Find the line that contains "OCR this image.". Then set down that line and all the lines after it, to the end of the records, exactly and with nothing added.

Dataset items
◆ ◆ ◆

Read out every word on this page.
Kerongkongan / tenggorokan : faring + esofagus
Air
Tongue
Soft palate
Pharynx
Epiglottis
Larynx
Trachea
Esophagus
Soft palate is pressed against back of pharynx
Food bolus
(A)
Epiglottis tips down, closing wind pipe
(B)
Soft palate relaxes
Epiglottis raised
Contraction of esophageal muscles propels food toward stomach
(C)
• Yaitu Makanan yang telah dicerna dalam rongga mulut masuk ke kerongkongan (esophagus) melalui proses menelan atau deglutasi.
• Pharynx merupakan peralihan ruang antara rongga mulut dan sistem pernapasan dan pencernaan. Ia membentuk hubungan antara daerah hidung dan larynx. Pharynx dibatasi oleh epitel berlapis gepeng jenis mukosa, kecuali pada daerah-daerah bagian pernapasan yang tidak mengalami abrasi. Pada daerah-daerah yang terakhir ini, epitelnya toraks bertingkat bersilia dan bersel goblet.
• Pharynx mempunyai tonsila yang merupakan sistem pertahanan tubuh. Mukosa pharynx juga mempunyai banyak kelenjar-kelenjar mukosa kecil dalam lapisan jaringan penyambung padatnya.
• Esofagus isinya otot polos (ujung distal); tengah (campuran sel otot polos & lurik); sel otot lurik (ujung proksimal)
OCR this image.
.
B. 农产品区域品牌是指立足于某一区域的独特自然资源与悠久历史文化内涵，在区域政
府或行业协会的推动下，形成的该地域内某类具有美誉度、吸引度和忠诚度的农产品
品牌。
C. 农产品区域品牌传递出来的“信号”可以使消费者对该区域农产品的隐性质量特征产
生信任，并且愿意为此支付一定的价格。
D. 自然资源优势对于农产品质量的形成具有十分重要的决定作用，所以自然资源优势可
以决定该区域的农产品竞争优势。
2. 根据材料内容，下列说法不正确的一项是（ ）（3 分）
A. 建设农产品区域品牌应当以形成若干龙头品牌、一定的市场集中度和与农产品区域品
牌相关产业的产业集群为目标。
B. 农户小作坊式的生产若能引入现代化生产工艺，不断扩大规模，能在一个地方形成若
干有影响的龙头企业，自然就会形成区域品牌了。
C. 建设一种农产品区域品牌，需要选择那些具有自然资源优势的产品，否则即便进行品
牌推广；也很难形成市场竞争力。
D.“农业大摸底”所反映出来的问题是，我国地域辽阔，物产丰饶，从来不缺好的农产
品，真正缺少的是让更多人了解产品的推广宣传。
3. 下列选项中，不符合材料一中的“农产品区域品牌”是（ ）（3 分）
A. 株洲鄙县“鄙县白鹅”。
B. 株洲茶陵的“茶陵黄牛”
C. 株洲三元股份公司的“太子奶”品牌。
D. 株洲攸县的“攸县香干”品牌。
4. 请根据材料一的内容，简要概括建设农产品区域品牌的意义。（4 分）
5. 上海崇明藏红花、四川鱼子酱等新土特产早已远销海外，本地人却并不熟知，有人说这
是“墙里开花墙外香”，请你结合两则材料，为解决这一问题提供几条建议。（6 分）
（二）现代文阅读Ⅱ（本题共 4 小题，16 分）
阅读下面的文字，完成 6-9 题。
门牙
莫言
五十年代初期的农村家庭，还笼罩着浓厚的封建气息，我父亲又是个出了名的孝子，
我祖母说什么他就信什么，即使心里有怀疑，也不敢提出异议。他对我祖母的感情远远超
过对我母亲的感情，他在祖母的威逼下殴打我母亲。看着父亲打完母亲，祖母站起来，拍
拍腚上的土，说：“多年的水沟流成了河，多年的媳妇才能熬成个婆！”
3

◆ ◆ ◆

(Response to the task):
OCR this image.
.
B. 农产品区域品牌是指立足于某一区域的独特自然资源与悠久历史文化内涵，在区域政
府或行业协会的推动下，形成的该地域内某类具有美誉度、吸引度和忠诚度的农产品
品牌。
C. 农产品区域品牌传递出来的“信号”可以使消费者对该区域农产品的隐性质量特征产
生信任，并且愿意为此支付一定的价格。
D. 自然资源优势对于农产品质量的形成具有十分重要的决定作用，所以自然资源优势可
以决定该区域的农产品竞争优势。
2. 根据材料内容，下列说法不正确的一项是（ ）（3 分）
A. 建设农产品区域品牌应当以形成若干龙头品牌、一定的市场集中度和与农产品区域品
牌相关产业的产业集群为目标。
B. 农户小作坊式的生产若能引入现代化生产工艺，不断扩大规模，能在一个地方形成若
干有影响的龙头企业，自然就会形成区域品牌了。
C. 建设一种农产品区域品牌，需要选择那些具有自然资源优势的产品，否则即便进行品
牌推广；也很难形成市场竞争力。
D.“农业大摸底”所反映出来的问题是，我国地域辽阔，物产丰饶，从来不缺好的农产
品，真正缺少的是让更多人了解产品的推广宣传。
3. 下列选项中，不符合材料一中的“农产品区域品牌”是（ ）（3 分）
A. 株洲鄙县“鄙县白鹅”。
B. 株洲茶陵的“茶陵黄牛”
C. 株洲三元股份公司的“太子奶”品牌。
D. 株洲攸县的“攸县香干”品牌。
4. 请根据材料一的内容，简要概括建设农产品区域品牌的意义。（4 分）
5. 上海崇明藏红花、四川鱼子酱等新土特产早已远销海外，本地人却并不熟知，有人说这
是“墙里开花墙外香”，请你结合两则材料，为解决这一问题提供几条建议。（6 分）
（二）现代文阅读Ⅱ（本题共 4 小题，16 分）
阅读下面的文字，完成 6-9 题。
门牙
莫言
五十年代初期的农村家庭，还笼罩着浓厚的封建气息，我父亲又是个出了名的孝子，
我祖母说什么他就信什么，即使心里有怀疑，也不敢提出异议。他对我祖母的感情远远超
过对我母亲的感情，他在祖母的威逼下殴打我母亲。看着父亲打完母亲，祖母站起来，拍
拍腚上的土，说：“多年的水沟流成了河，多年的媳妇才能熬成个婆！”
3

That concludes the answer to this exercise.